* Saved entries
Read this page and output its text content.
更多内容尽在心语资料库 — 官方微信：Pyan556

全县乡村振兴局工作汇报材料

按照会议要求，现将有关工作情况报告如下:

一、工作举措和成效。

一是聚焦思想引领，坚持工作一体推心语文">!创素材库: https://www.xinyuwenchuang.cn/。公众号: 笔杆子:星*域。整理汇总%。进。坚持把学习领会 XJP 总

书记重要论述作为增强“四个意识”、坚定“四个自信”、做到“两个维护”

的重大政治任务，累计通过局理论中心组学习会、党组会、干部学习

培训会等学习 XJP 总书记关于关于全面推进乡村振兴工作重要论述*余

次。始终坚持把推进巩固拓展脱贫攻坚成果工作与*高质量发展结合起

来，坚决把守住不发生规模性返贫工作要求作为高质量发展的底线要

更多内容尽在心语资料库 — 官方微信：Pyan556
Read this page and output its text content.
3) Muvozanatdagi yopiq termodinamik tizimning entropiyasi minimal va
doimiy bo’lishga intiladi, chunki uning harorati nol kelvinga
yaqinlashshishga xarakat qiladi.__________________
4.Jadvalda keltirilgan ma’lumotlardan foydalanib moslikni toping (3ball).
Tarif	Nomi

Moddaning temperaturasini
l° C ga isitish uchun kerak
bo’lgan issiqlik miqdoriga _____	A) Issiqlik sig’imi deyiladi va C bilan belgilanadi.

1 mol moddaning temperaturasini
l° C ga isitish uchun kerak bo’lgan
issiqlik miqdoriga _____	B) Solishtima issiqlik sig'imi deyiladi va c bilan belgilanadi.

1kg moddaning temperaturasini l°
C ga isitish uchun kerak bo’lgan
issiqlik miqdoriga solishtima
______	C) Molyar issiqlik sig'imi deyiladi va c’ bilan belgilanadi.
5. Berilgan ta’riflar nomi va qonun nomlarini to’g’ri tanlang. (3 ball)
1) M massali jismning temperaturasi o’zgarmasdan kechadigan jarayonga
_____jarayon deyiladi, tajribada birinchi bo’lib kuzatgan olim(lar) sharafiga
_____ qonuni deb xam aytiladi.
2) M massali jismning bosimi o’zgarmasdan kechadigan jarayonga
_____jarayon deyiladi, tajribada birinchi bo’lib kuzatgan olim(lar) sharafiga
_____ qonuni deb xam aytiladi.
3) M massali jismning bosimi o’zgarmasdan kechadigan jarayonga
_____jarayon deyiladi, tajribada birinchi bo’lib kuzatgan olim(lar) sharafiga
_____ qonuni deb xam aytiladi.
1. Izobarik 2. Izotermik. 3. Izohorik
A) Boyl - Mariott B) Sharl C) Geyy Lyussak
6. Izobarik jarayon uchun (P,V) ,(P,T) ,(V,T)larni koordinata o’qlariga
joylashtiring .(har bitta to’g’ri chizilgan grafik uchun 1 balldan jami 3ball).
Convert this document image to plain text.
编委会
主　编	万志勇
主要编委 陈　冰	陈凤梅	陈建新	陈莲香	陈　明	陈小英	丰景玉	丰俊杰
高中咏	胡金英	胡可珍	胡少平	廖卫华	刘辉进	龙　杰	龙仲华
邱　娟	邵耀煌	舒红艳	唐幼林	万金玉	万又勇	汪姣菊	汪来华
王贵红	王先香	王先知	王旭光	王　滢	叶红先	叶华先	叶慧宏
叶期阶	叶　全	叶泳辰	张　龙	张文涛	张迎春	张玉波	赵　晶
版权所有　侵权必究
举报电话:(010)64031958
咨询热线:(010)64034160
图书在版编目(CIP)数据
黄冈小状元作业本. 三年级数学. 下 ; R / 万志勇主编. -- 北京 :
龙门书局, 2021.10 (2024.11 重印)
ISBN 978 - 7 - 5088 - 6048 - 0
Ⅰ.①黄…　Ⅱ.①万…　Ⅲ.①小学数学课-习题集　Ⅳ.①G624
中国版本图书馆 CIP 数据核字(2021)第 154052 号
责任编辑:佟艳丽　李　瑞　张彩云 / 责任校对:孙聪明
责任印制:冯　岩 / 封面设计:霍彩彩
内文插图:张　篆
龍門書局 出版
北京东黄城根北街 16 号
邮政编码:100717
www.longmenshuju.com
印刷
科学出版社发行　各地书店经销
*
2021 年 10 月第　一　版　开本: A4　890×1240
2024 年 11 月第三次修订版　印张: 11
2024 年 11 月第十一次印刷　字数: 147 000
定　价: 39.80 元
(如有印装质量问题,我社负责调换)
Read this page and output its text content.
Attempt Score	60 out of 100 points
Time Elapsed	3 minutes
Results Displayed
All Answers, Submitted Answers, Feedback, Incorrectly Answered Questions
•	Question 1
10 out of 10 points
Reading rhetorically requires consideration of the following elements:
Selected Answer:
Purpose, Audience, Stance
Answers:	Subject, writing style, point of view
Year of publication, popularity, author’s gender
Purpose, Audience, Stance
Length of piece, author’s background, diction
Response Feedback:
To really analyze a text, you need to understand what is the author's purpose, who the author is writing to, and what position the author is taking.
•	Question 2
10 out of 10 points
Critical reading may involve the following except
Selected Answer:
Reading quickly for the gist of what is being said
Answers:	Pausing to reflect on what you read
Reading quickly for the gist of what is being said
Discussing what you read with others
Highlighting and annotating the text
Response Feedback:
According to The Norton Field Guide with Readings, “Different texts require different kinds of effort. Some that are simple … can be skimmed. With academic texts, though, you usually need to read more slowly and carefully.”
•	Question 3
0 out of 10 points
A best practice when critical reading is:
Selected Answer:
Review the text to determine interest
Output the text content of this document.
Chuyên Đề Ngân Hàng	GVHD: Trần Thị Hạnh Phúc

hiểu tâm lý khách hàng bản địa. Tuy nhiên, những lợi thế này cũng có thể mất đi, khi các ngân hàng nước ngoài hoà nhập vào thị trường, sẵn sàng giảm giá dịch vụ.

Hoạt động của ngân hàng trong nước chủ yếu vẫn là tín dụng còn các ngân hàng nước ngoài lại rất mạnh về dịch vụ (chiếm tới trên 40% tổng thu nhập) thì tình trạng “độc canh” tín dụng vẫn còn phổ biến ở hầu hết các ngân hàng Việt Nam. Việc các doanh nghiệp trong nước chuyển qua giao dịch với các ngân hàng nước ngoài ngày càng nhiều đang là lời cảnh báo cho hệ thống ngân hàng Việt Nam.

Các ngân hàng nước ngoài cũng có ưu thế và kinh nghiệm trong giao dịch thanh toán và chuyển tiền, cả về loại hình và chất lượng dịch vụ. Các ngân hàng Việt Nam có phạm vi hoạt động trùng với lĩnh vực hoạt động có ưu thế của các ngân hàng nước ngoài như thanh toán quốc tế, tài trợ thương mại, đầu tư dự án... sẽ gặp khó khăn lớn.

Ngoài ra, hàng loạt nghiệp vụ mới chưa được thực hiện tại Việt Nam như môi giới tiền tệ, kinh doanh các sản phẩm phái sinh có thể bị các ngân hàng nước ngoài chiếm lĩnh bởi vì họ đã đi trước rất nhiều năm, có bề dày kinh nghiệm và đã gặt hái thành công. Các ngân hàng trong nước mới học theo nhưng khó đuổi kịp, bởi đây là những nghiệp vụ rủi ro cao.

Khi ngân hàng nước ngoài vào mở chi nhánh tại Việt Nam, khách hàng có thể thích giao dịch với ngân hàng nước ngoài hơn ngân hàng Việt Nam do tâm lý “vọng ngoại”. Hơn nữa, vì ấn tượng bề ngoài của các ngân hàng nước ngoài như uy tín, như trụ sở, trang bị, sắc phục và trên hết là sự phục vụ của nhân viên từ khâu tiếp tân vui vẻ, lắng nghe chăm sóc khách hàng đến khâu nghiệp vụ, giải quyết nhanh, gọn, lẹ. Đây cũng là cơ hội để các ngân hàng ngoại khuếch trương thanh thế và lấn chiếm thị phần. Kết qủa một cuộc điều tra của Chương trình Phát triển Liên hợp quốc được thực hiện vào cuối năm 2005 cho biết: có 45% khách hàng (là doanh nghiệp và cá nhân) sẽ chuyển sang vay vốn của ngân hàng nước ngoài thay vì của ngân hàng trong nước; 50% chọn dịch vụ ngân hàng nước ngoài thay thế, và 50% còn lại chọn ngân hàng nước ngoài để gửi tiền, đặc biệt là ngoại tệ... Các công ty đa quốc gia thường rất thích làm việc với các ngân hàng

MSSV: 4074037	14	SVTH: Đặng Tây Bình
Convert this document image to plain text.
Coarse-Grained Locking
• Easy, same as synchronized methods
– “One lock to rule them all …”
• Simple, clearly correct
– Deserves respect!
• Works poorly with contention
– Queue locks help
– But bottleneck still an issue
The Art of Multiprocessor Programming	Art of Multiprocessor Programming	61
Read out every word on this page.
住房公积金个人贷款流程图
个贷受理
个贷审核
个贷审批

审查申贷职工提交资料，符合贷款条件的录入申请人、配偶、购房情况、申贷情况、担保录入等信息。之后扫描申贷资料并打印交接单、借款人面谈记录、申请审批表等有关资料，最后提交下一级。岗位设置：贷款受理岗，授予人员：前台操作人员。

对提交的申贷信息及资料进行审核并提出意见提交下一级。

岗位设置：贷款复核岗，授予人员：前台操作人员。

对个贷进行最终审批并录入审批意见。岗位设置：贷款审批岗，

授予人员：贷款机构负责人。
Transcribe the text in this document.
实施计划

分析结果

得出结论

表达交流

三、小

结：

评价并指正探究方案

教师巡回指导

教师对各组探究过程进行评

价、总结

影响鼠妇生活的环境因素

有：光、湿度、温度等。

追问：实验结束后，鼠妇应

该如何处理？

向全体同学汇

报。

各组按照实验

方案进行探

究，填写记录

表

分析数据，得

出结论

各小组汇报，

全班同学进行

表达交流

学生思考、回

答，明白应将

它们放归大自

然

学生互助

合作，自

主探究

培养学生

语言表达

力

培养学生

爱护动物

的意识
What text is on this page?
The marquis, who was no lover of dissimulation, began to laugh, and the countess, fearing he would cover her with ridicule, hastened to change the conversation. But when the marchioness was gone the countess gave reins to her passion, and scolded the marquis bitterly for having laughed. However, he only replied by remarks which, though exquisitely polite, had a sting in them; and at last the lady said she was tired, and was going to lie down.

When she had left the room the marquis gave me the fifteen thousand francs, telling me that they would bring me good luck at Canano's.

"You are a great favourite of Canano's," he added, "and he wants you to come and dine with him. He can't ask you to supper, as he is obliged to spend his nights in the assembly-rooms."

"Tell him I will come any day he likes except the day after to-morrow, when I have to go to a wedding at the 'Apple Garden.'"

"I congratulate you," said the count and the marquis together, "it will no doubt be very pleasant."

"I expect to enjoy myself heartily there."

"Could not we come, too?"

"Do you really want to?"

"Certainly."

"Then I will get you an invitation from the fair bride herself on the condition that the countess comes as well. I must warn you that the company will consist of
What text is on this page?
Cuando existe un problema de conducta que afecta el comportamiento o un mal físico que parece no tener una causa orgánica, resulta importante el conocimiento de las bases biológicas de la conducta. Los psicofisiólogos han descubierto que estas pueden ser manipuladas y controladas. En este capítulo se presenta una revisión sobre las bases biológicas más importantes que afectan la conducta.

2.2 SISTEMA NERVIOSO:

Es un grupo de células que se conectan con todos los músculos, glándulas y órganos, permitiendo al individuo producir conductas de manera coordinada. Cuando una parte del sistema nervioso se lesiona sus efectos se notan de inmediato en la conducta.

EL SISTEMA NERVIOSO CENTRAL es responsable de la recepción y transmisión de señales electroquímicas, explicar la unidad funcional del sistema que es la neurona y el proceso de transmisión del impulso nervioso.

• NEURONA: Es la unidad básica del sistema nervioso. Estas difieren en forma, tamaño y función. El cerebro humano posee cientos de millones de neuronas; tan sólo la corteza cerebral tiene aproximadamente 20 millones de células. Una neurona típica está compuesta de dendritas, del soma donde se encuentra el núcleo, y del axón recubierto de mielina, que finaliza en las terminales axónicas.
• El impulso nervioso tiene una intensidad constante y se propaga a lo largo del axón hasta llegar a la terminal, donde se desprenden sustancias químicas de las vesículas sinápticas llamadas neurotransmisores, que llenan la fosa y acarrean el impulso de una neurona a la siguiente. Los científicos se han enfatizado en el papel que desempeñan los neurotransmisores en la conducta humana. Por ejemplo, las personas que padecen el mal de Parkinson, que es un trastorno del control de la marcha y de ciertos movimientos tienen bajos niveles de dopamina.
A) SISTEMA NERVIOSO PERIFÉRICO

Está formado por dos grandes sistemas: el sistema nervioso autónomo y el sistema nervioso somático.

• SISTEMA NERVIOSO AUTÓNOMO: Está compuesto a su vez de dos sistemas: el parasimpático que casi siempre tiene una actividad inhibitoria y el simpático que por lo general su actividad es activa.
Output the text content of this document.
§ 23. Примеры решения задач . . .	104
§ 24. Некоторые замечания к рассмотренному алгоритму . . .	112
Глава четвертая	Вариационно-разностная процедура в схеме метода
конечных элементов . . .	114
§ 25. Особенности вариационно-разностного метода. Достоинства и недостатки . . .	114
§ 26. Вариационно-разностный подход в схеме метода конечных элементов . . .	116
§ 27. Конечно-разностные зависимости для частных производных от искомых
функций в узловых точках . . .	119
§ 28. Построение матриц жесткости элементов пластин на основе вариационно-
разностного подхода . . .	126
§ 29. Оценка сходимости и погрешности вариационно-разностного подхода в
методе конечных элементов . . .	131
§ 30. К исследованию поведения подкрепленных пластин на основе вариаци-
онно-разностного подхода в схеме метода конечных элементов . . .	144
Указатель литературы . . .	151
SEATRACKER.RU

* WRITTEN TASK
Return every line above that contains the word "授予人员".

* EXERCISE RESULT
审查申贷职工提交资料，符合贷款条件的录入申请人、配偶、购房情况、申贷情况、担保录入等信息。之后扫描申贷资料并打印交接单、借款人面谈记录、申请审批表等有关资料，最后提交下一级。岗位设置：贷款受理岗，授予人员：前台操作人员。
岗位设置：贷款复核岗，授予人员：前台操作人员。
授予人员：贷款机构负责人。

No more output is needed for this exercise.